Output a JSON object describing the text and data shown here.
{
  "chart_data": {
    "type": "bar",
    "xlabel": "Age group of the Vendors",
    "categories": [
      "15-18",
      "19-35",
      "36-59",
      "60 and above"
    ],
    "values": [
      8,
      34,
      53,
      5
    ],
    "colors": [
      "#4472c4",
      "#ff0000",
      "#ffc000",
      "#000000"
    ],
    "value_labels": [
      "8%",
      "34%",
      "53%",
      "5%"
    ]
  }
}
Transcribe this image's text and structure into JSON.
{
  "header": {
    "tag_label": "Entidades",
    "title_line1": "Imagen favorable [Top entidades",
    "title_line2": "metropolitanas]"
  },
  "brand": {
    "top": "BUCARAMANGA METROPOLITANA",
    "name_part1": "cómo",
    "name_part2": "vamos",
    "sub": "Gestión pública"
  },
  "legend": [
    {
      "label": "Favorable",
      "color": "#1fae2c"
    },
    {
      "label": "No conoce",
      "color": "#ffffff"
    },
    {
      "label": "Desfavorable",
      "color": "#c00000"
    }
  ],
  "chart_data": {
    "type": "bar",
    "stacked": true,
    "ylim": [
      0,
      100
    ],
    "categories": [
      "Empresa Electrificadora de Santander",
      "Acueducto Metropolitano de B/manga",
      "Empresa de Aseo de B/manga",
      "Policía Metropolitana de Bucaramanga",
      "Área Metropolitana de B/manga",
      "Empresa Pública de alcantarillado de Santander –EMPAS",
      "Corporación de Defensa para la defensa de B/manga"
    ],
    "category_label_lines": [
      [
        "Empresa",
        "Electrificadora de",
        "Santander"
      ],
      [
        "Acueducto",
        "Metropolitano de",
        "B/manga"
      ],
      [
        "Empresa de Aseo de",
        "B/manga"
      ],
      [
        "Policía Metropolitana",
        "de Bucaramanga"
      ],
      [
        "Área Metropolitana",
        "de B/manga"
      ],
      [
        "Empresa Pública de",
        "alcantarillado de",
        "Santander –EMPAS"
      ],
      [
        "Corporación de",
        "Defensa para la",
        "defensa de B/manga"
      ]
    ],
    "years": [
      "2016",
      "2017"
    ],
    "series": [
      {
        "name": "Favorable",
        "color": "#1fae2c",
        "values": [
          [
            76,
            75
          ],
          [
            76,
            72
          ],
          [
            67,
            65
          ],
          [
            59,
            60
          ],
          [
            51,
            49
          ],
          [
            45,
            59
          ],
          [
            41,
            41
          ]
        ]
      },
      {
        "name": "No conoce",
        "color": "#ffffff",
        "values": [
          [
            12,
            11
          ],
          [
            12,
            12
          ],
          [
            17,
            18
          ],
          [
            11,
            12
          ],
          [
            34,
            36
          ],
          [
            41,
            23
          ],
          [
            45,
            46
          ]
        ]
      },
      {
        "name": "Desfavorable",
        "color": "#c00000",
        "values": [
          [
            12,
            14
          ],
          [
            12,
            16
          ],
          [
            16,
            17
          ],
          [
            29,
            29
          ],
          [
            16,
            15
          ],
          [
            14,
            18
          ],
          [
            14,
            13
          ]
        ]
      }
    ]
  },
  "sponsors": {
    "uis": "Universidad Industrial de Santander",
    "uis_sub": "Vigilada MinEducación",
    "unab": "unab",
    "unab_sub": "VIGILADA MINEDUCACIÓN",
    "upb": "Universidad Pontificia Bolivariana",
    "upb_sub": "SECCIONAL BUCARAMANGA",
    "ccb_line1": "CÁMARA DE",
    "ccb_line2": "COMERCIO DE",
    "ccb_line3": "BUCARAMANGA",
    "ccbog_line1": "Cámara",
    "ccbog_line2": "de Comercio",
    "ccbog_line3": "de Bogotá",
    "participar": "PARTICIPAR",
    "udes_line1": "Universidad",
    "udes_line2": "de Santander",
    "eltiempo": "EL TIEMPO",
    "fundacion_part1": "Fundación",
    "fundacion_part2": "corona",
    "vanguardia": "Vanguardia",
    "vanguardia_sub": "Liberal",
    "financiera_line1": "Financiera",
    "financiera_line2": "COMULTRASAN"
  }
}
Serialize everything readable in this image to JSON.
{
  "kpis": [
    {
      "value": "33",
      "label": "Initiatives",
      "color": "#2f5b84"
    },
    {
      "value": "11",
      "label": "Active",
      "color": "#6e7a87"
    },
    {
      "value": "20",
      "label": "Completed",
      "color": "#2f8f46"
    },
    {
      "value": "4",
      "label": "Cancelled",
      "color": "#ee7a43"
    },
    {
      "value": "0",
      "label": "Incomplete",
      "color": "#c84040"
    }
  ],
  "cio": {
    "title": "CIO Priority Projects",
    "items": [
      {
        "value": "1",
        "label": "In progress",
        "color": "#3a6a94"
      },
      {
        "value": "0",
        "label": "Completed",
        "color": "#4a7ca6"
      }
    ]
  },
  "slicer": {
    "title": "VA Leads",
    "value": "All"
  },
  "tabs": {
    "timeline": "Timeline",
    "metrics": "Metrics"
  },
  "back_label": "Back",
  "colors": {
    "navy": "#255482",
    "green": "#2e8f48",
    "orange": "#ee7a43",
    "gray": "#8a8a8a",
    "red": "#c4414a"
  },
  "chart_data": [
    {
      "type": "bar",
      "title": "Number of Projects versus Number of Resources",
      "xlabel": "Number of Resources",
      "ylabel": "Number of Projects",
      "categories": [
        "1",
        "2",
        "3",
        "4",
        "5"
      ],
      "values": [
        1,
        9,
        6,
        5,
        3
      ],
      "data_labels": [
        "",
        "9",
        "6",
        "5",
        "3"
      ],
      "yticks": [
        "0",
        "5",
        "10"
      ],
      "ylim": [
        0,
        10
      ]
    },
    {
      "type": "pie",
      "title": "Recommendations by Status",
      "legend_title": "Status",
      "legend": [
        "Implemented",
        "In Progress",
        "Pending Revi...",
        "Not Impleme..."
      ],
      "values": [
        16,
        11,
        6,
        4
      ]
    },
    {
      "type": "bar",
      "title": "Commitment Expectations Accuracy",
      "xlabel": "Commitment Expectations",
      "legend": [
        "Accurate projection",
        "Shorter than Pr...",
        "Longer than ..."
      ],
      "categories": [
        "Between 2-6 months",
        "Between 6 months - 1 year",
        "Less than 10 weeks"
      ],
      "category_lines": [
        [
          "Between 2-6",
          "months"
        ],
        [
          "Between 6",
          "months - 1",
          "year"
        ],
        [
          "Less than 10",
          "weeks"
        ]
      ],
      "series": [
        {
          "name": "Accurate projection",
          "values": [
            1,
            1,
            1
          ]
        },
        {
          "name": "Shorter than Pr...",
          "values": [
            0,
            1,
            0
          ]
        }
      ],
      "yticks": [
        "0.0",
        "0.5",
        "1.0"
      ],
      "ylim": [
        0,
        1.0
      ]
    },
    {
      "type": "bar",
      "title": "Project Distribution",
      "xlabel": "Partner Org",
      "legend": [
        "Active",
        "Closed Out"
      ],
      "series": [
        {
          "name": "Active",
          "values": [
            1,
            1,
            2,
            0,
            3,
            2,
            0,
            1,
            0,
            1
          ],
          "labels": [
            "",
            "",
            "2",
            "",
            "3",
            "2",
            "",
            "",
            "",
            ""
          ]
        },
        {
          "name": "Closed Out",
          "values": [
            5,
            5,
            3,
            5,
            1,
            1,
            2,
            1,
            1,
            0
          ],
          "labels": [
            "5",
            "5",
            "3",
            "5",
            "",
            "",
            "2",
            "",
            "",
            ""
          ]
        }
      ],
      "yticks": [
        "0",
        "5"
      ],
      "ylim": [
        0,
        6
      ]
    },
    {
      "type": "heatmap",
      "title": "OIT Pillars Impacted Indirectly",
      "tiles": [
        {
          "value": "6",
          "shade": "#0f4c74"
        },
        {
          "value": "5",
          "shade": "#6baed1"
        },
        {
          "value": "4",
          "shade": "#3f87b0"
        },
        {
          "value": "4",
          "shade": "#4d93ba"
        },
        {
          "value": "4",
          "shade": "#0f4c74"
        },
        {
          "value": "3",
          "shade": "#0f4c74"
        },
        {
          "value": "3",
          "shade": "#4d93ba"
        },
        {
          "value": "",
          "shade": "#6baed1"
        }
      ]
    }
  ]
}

# EXERCISE BRIEF
Pick out the lines that include the word "Number" and write them out.

# OUTPUT OF THE EXERCISE
      "title": "Number of Projects versus Number of Resources",
      "xlabel": "Number of Resources",
      "ylabel": "Number of Projects",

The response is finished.